EXCERPTED DATA -

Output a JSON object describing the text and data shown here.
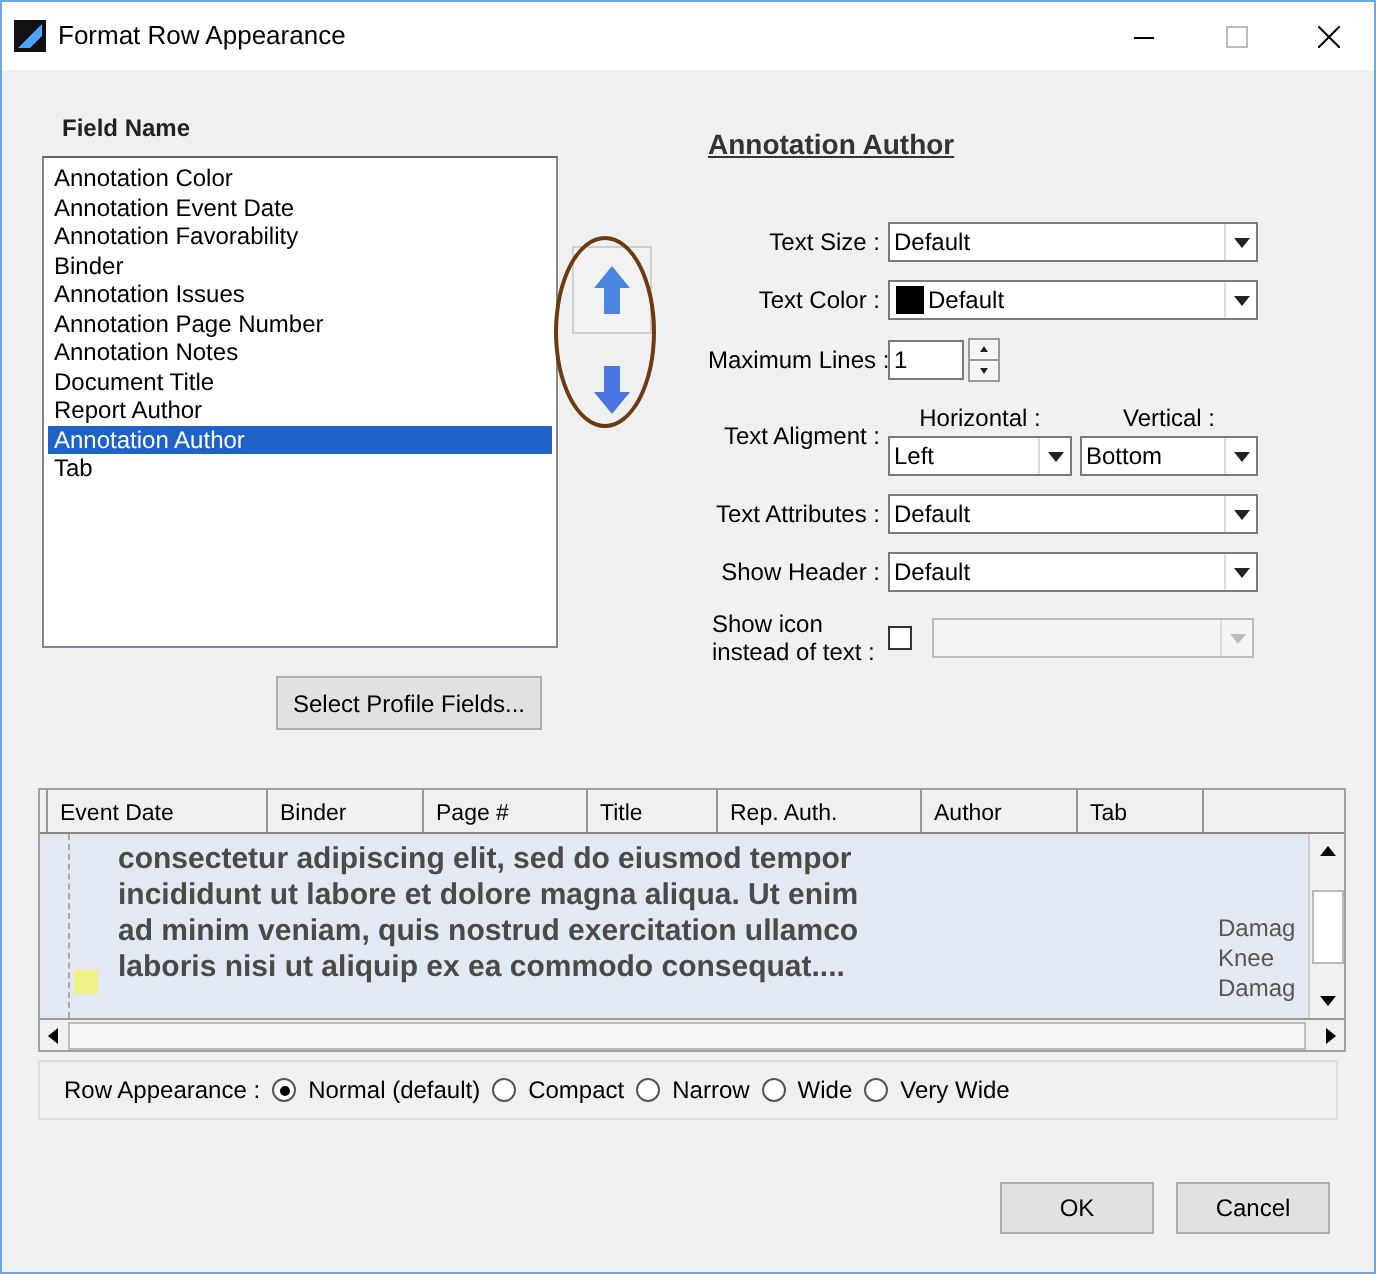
{
  "window": {
    "title": "Format Row Appearance"
  },
  "field_list": {
    "heading": "Field Name",
    "items": [
      {
        "label": "Annotation Color",
        "selected": false
      },
      {
        "label": "Annotation Event Date",
        "selected": false
      },
      {
        "label": "Annotation Favorability",
        "selected": false
      },
      {
        "label": "Binder",
        "selected": false
      },
      {
        "label": "Annotation Issues",
        "selected": false
      },
      {
        "label": "Annotation Page Number",
        "selected": false
      },
      {
        "label": "Annotation Notes",
        "selected": false
      },
      {
        "label": "Document Title",
        "selected": false
      },
      {
        "label": "Report Author",
        "selected": false
      },
      {
        "label": "Annotation Author",
        "selected": true
      },
      {
        "label": "Tab",
        "selected": false
      }
    ]
  },
  "select_profile_button": "Select Profile Fields...",
  "details": {
    "heading": "Annotation Author",
    "settings": [
      {
        "kind": "select",
        "label": "Text Size :",
        "value": "Default"
      },
      {
        "kind": "color",
        "label": "Text Color :",
        "value": "Default",
        "color": "#000000"
      },
      {
        "kind": "spinner",
        "label": "Maximum Lines :",
        "value": "1"
      },
      {
        "kind": "alignment",
        "label": "Text Aligment :",
        "horizontal_label": "Horizontal :",
        "horizontal_value": "Left",
        "vertical_label": "Vertical :",
        "vertical_value": "Bottom"
      },
      {
        "kind": "select",
        "label": "Text Attributes :",
        "value": "Default"
      },
      {
        "kind": "select",
        "label": "Show Header :",
        "value": "Default"
      },
      {
        "kind": "icon",
        "label": "Show icon instead of text :",
        "checked": false,
        "disabled": true
      }
    ]
  },
  "grid": {
    "columns": [
      "Event Date",
      "Binder",
      "Page #",
      "Title",
      "Rep. Auth.",
      "Author",
      "Tab"
    ],
    "preview_lines": [
      "consectetur adipiscing elit, sed do eiusmod tempor",
      "incididunt ut labore et dolore magna aliqua. Ut enim",
      "ad minim veniam, quis nostrud exercitation ullamco",
      "laboris nisi ut aliquip ex ea commodo consequat...."
    ],
    "side_lines": [
      "Damag",
      "Knee",
      "Damag"
    ]
  },
  "row_appearance": {
    "label": "Row Appearance :",
    "options": [
      {
        "label": "Normal (default)",
        "selected": true
      },
      {
        "label": "Compact",
        "selected": false
      },
      {
        "label": "Narrow",
        "selected": false
      },
      {
        "label": "Wide",
        "selected": false
      },
      {
        "label": "Very Wide",
        "selected": false
      }
    ]
  },
  "buttons": [
    "OK",
    "Cancel"
  ]
}
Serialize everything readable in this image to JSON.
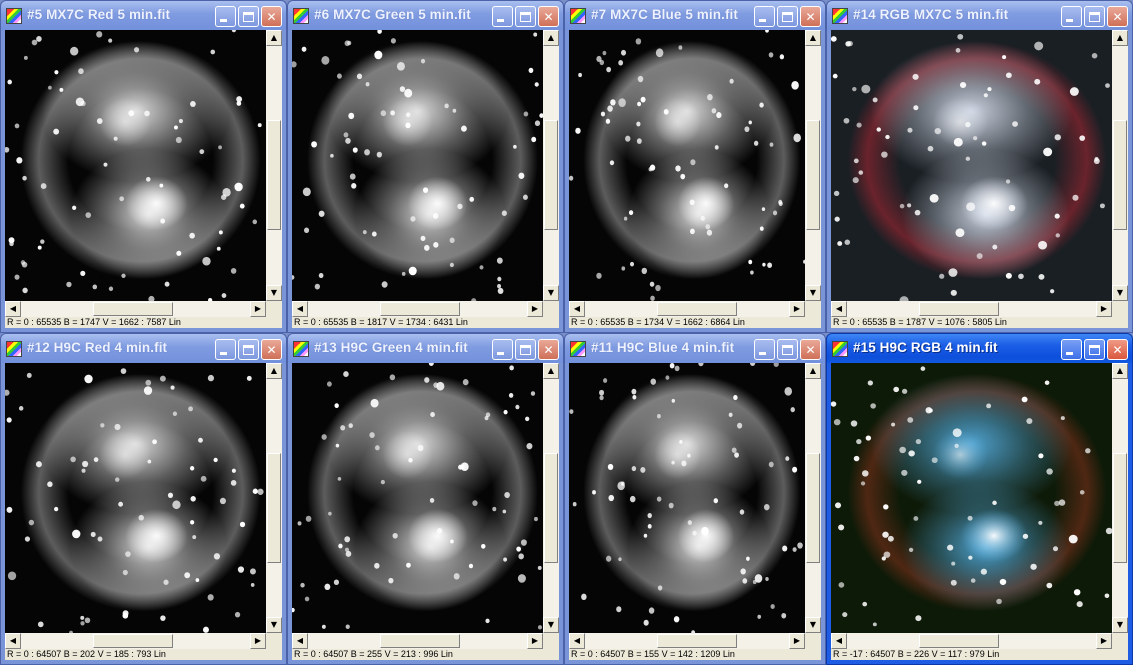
{
  "windows": [
    {
      "title": "#5 MX7C Red 5 min.fit",
      "status": "R = 0 : 65535    B = 1747    V = 1662 : 7587 Lin",
      "tint": "#ffffff",
      "glow": "#ffffff",
      "active": false
    },
    {
      "title": "#6 MX7C Green 5 min.fit",
      "status": "R = 0 : 65535    B = 1817    V = 1734 : 6431 Lin",
      "tint": "#ffffff",
      "glow": "#ffffff",
      "active": false
    },
    {
      "title": "#7 MX7C Blue 5 min.fit",
      "status": "R = 0 : 65535    B = 1734    V = 1662 : 6864 Lin",
      "tint": "#ffffff",
      "glow": "#ffffff",
      "active": false
    },
    {
      "title": "#14 RGB MX7C 5 min.fit",
      "status": "R = 0 : 65535    B = 1787    V = 1076 : 5805 Lin",
      "tint": "#e8f0ff",
      "glow": "#ff2a3a",
      "active": false
    },
    {
      "title": "#12 H9C Red 4 min.fit",
      "status": "R = 0 : 64507    B = 202    V = 185 : 793 Lin",
      "tint": "#ffffff",
      "glow": "#ffffff",
      "active": false
    },
    {
      "title": "#13 H9C Green 4 min.fit",
      "status": "R = 0 : 64507    B = 255    V = 213 : 996 Lin",
      "tint": "#ffffff",
      "glow": "#ffffff",
      "active": false
    },
    {
      "title": "#11 H9C Blue 4 min.fit",
      "status": "R = 0 : 64507    B = 155    V = 142 : 1209 Lin",
      "tint": "#ffffff",
      "glow": "#ffffff",
      "active": false
    },
    {
      "title": "#15 H9C RGB 4 min.fit",
      "status": "R = -17 : 64507    B = 226    V = 117 : 979 Lin",
      "tint": "#5ab8f0",
      "glow": "#c84028",
      "active": true
    }
  ],
  "icons": {
    "app": "astro-image-icon",
    "minimize": "minimize-icon",
    "maximize": "maximize-icon",
    "close": "close-icon"
  },
  "colors": {
    "active_title": "#0d4fdb",
    "inactive_title": "#7f9be0",
    "close_button": "#d9583c"
  }
}
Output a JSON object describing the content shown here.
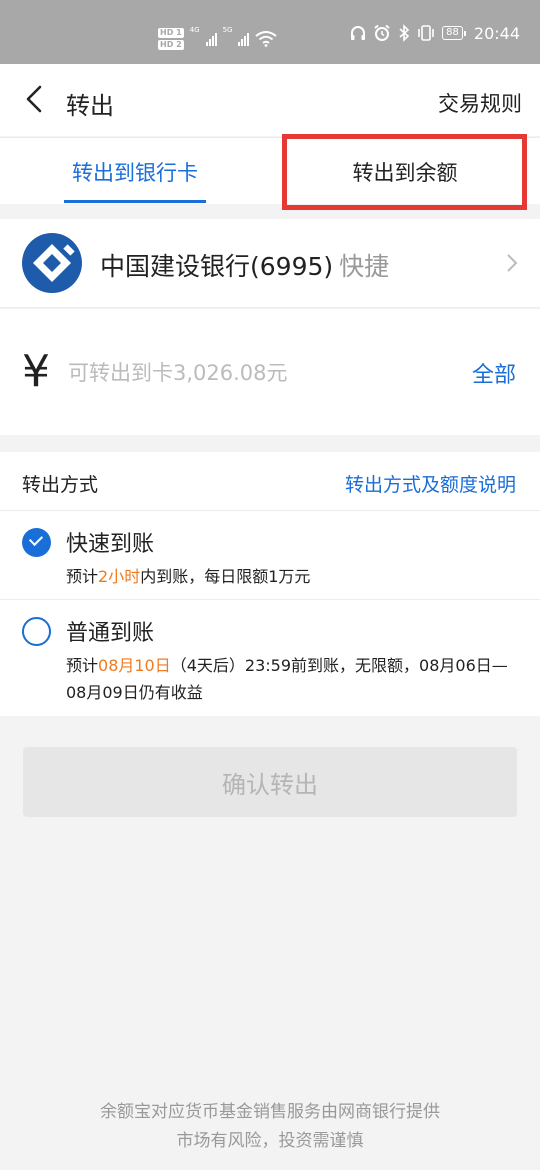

EXERCISE -
Output the full set of records above without changing a word, and drop the images.

TASK OUTPUT -
Output a JSON object describing the text and data shown here.
{
  "window": {
    "title": "Format Row Appearance"
  },
  "field_list": {
    "heading": "Field Name",
    "items": [
      {
        "label": "Annotation Color",
        "selected": false
      },
      {
        "label": "Annotation Event Date",
        "selected": false
      },
      {
        "label": "Annotation Favorability",
        "selected": false
      },
      {
        "label": "Binder",
        "selected": false
      },
      {
        "label": "Annotation Issues",
        "selected": false
      },
      {
        "label": "Annotation Page Number",
        "selected": false
      },
      {
        "label": "Annotation Notes",
        "selected": false
      },
      {
        "label": "Document Title",
        "selected": false
      },
      {
        "label": "Report Author",
        "selected": false
      },
      {
        "label": "Annotation Author",
        "selected": true
      },
      {
        "label": "Tab",
        "selected": false
      }
    ]
  },
  "select_profile_button": "Select Profile Fields...",
  "details": {
    "heading": "Annotation Author",
    "settings": [
      {
        "kind": "select",
        "label": "Text Size :",
        "value": "Default"
      },
      {
        "kind": "color",
        "label": "Text Color :",
        "value": "Default",
        "color": "#000000"
      },
      {
        "kind": "spinner",
        "label": "Maximum Lines :",
        "value": "1"
      },
      {
        "kind": "alignment",
        "label": "Text Aligment :",
        "horizontal_label": "Horizontal :",
        "horizontal_value": "Left",
        "vertical_label": "Vertical :",
        "vertical_value": "Bottom"
      },
      {
        "kind": "select",
        "label": "Text Attributes :",
        "value": "Default"
      },
      {
        "kind": "select",
        "label": "Show Header :",
        "value": "Default"
      },
      {
        "kind": "icon",
        "label": "Show icon instead of text :",
        "checked": false,
        "disabled": true
      }
    ]
  },
  "grid": {
    "columns": [
      "Event Date",
      "Binder",
      "Page #",
      "Title",
      "Rep. Auth.",
      "Author",
      "Tab"
    ],
    "preview_lines": [
      "consectetur adipiscing elit, sed do eiusmod tempor",
      "incididunt ut labore et dolore magna aliqua. Ut enim",
      "ad minim veniam, quis nostrud exercitation ullamco",
      "laboris nisi ut aliquip ex ea commodo consequat...."
    ],
    "side_lines": [
      "Damag",
      "Knee",
      "Damag"
    ]
  },
  "row_appearance": {
    "label": "Row Appearance :",
    "options": [
      {
        "label": "Normal (default)",
        "selected": true
      },
      {
        "label": "Compact",
        "selected": false
      },
      {
        "label": "Narrow",
        "selected": false
      },
      {
        "label": "Wide",
        "selected": false
      },
      {
        "label": "Very Wide",
        "selected": false
      }
    ]
  },
  "buttons": [
    "OK",
    "Cancel"
  ]
}
Serialize everything readable in this image to JSON.
{
  "windows": [
    {
      "title": "#5 MX7C Red 5 min.fit",
      "status": "R = 0 : 65535    B = 1747    V = 1662 : 7587 Lin",
      "tint": "#ffffff",
      "glow": "#ffffff",
      "active": false
    },
    {
      "title": "#6 MX7C Green 5 min.fit",
      "status": "R = 0 : 65535    B = 1817    V = 1734 : 6431 Lin",
      "tint": "#ffffff",
      "glow": "#ffffff",
      "active": false
    },
    {
      "title": "#7 MX7C Blue 5 min.fit",
      "status": "R = 0 : 65535    B = 1734    V = 1662 : 6864 Lin",
      "tint": "#ffffff",
      "glow": "#ffffff",
      "active": false
    },
    {
      "title": "#14 RGB MX7C 5 min.fit",
      "status": "R = 0 : 65535    B = 1787    V = 1076 : 5805 Lin",
      "tint": "#e8f0ff",
      "glow": "#ff2a3a",
      "active": false
    },
    {
      "title": "#12 H9C Red 4 min.fit",
      "status": "R = 0 : 64507    B = 202    V = 185 : 793 Lin",
      "tint": "#ffffff",
      "glow": "#ffffff",
      "active": false
    },
    {
      "title": "#13 H9C Green 4 min.fit",
      "status": "R = 0 : 64507    B = 255    V = 213 : 996 Lin",
      "tint": "#ffffff",
      "glow": "#ffffff",
      "active": false
    },
    {
      "title": "#11 H9C Blue 4 min.fit",
      "status": "R = 0 : 64507    B = 155    V = 142 : 1209 Lin",
      "tint": "#ffffff",
      "glow": "#ffffff",
      "active": false
    },
    {
      "title": "#15 H9C RGB 4 min.fit",
      "status": "R = -17 : 64507    B = 226    V = 117 : 979 Lin",
      "tint": "#5ab8f0",
      "glow": "#c84028",
      "active": true
    }
  ],
  "icons": {
    "app": "astro-image-icon",
    "minimize": "minimize-icon",
    "maximize": "maximize-icon",
    "close": "close-icon"
  },
  "colors": {
    "active_title": "#0d4fdb",
    "inactive_title": "#7f9be0",
    "close_button": "#d9583c"
  }
}
Output a JSON object describing the content shown here.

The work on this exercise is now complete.